Set task =
The records below are to be repeated in full, exactly as they are.

Records provided =
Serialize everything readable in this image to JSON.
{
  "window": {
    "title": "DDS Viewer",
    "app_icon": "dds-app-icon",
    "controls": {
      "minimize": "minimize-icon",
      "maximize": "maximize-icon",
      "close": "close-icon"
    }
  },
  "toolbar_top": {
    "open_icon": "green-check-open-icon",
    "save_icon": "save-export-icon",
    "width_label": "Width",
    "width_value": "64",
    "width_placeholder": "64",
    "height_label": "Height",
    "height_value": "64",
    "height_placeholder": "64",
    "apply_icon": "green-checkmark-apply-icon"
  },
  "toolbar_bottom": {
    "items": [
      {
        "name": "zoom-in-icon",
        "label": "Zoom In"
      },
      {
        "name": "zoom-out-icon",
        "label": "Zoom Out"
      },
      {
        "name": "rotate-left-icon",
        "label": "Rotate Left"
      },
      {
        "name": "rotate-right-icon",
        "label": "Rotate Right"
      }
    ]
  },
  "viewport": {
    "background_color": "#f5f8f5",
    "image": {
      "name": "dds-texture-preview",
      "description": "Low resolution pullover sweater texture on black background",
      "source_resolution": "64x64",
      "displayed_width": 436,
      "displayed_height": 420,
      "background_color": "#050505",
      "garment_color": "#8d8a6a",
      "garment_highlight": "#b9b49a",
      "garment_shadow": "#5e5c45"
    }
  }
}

Result =
Serialize everything readable in this image to JSON.
{
  "window": {
    "title": "DDS Viewer",
    "app_icon": "dds-app-icon",
    "controls": {
      "minimize": "minimize-icon",
      "maximize": "maximize-icon",
      "close": "close-icon"
    }
  },
  "toolbar_top": {
    "open_icon": "green-check-open-icon",
    "save_icon": "save-export-icon",
    "width_label": "Width",
    "width_value": "64",
    "width_placeholder": "64",
    "height_label": "Height",
    "height_value": "64",
    "height_placeholder": "64",
    "apply_icon": "green-checkmark-apply-icon"
  },
  "toolbar_bottom": {
    "items": [
      {
        "name": "zoom-in-icon",
        "label": "Zoom In"
      },
      {
        "name": "zoom-out-icon",
        "label": "Zoom Out"
      },
      {
        "name": "rotate-left-icon",
        "label": "Rotate Left"
      },
      {
        "name": "rotate-right-icon",
        "label": "Rotate Right"
      }
    ]
  },
  "viewport": {
    "background_color": "#f5f8f5",
    "image": {
      "name": "dds-texture-preview",
      "description": "Low resolution pullover sweater texture on black background",
      "source_resolution": "64x64",
      "displayed_width": 436,
      "displayed_height": 420,
      "background_color": "#050505",
      "garment_color": "#8d8a6a",
      "garment_highlight": "#b9b49a",
      "garment_shadow": "#5e5c45"
    }
  }
}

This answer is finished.